* Problem requirements:
Only a number is wanted. Count the lines holding the string "Business".
^^^^^^^^
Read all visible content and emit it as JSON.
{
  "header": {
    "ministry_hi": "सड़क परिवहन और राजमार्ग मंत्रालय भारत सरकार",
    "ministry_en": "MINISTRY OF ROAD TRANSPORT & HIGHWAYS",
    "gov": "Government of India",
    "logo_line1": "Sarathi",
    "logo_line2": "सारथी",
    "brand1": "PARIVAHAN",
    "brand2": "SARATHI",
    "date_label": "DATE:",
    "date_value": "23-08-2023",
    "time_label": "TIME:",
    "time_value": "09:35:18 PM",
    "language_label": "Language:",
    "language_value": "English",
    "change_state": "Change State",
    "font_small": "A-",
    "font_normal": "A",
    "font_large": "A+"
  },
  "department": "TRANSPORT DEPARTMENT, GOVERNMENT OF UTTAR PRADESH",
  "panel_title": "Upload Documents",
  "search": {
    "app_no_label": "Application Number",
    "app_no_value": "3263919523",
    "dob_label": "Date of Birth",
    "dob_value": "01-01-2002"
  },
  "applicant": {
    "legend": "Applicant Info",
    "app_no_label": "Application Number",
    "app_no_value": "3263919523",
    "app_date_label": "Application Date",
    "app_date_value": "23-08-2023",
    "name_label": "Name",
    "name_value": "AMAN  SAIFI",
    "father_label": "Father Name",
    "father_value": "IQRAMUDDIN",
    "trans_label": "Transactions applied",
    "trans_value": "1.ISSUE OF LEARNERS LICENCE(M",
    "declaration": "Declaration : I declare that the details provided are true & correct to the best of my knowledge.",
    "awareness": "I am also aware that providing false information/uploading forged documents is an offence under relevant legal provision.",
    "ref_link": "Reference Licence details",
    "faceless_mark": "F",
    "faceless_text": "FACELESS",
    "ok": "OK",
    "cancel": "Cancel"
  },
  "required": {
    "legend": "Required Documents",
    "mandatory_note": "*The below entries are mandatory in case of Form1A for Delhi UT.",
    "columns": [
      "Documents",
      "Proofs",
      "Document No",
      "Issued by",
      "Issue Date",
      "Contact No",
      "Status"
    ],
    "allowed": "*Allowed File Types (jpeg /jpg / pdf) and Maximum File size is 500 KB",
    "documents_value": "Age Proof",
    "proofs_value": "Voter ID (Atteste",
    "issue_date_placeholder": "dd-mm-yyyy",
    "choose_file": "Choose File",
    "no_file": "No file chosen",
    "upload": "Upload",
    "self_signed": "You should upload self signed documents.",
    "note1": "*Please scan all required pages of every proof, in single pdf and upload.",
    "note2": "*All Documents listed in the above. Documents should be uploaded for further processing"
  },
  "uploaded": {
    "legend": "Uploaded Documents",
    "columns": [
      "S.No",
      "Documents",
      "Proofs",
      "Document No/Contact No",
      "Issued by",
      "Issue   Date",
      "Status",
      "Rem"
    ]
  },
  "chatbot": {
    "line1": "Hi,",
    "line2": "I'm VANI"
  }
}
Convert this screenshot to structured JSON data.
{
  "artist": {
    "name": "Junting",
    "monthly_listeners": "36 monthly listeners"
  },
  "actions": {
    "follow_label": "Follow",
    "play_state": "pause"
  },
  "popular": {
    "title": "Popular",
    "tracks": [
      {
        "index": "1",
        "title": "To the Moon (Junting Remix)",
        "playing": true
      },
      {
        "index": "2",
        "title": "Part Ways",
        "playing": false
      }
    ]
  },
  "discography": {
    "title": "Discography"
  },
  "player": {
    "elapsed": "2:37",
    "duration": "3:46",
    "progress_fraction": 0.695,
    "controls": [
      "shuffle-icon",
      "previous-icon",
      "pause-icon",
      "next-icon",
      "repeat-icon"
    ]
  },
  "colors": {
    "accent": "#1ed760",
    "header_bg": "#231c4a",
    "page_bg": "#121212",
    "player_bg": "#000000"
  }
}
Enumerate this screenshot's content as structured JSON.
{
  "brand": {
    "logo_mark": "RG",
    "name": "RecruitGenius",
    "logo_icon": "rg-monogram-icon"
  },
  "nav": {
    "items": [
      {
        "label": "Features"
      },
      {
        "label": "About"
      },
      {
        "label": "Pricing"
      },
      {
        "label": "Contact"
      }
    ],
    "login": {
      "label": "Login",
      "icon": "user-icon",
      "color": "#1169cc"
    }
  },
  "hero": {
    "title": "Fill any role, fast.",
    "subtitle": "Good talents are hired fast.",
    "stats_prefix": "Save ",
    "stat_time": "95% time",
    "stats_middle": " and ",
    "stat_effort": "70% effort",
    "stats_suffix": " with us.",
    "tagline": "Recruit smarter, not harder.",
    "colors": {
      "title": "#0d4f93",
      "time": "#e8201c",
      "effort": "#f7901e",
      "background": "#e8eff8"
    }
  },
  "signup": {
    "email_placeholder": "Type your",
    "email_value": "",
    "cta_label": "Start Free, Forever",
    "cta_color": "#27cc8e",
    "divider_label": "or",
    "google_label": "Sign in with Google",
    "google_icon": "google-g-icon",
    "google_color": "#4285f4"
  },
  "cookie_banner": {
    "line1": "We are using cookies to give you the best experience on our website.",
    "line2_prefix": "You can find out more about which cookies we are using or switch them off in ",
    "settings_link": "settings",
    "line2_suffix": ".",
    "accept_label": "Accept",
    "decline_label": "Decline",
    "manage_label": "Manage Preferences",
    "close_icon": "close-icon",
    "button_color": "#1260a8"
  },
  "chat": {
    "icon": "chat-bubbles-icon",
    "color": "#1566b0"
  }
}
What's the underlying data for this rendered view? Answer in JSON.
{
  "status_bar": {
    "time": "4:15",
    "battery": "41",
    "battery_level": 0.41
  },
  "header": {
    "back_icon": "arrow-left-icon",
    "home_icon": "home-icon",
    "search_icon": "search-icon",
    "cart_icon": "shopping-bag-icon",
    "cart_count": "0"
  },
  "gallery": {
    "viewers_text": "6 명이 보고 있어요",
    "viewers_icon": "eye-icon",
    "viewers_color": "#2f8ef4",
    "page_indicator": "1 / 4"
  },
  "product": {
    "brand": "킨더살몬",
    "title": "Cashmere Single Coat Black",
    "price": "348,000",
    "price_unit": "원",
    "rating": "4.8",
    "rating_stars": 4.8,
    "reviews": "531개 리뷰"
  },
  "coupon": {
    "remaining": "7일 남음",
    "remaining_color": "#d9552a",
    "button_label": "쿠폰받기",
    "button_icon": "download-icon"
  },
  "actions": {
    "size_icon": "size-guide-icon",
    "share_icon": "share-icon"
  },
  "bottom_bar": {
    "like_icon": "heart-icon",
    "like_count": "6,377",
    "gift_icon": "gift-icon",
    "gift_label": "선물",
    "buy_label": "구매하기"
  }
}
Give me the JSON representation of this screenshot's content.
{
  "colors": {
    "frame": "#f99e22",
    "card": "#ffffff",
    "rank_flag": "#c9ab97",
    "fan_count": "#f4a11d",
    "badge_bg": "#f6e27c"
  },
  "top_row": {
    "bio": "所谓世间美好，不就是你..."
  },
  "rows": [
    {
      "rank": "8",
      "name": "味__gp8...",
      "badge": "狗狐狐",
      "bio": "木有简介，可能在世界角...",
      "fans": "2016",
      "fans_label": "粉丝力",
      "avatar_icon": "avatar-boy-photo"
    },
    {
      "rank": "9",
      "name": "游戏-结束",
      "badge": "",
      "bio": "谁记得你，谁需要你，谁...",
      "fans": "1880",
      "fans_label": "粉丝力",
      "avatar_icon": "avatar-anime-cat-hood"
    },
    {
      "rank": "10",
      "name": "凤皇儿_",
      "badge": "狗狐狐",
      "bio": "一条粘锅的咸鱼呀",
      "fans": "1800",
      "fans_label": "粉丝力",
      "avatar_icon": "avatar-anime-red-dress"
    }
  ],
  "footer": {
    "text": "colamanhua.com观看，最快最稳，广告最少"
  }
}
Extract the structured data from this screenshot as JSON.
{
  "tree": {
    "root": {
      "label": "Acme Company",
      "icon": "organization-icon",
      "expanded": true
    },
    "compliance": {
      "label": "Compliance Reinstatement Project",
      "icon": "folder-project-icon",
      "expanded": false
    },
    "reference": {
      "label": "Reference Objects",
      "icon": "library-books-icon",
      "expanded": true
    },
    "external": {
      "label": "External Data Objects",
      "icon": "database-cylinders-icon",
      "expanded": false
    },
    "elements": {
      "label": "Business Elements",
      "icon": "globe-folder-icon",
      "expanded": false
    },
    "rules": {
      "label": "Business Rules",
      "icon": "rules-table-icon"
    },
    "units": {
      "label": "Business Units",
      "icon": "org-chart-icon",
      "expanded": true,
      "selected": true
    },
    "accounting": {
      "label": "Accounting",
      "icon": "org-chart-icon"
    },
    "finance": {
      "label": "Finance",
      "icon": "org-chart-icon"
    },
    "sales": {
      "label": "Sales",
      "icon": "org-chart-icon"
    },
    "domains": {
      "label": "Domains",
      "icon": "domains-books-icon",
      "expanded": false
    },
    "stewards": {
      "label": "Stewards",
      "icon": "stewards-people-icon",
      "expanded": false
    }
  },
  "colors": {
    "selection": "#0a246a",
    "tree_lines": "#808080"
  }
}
^^^^^^^^
* Answer below:
3